> _Data_:
━━━━━━━━━━━━━━━━━━━━━━━━━━━━━━

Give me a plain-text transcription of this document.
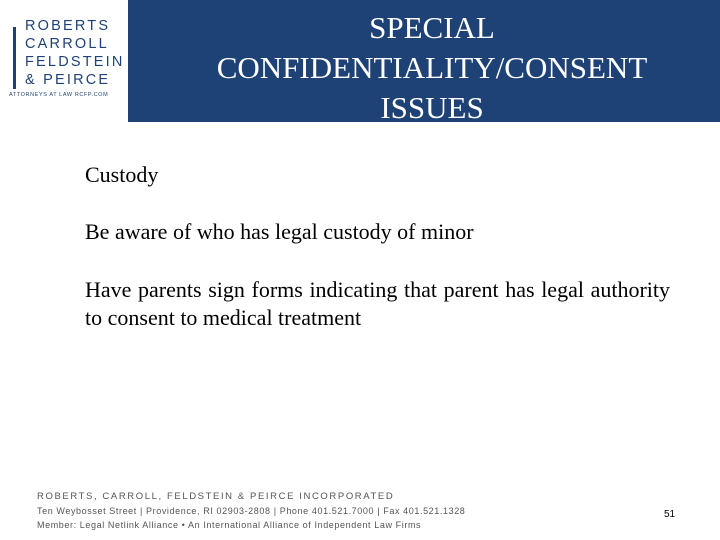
ROBERTS
CARROLL
FELDSTEIN
& PEIRCE
ATTORNEYS AT LAW RCFP.COM
SPECIAL
CONFIDENTIALITY/CONSENT
ISSUES
Custody
Be aware of who has legal custody of minor
Have parents sign forms indicating that parent has legal authority to consent to medical treatment
ROBERTS, CARROLL, FELDSTEIN & PEIRCE INCORPORATED
Ten Weybosset Street | Providence, RI 02903-2808 | Phone 401.521.7000 | Fax 401.521.1328
Member: Legal Netlink Alliance • An International Alliance of Independent Law Firms
51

━━━━━━━━━━━━━━━━━━━━━━━━━━━━━━

> _Given request_: Using the records above, gather all lines where the string "CARROLL" is present.

> _Answer to this exercise_:
CARROLL
ROBERTS, CARROLL, FELDSTEIN & PEIRCE INCORPORATED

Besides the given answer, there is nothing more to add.